* DATA TO PROCESS
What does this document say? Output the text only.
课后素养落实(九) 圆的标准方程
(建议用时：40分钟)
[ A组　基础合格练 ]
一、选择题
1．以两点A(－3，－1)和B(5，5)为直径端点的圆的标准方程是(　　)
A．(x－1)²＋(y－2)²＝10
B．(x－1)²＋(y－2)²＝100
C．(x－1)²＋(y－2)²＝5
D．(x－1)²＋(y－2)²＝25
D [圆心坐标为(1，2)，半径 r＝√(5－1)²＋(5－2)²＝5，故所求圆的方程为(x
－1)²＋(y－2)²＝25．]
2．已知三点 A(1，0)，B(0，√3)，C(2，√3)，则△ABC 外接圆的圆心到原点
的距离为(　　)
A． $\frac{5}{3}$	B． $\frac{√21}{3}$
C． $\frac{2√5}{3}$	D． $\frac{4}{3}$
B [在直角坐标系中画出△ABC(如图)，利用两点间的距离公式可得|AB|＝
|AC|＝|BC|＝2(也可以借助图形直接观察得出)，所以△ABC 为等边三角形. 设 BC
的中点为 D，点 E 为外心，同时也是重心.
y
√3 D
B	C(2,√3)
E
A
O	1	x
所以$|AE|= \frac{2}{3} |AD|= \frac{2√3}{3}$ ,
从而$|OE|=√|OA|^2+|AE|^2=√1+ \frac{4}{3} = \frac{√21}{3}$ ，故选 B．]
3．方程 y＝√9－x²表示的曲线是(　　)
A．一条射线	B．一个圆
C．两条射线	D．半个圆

* WHAT TO DO
Scan the listing above and identify each line holding the string "frac"; copy every such line.

* OUTPUT
A． $\frac{5}{3}$	B． $\frac{√21}{3}$
C． $\frac{2√5}{3}$	D． $\frac{4}{3}$
所以$|AE|= \frac{2}{3} |AD|= \frac{2√3}{3}$ ,
从而$|OE|=√|OA|^2+|AE|^2=√1+ \frac{4}{3} = \frac{√21}{3}$ ，故选 B．]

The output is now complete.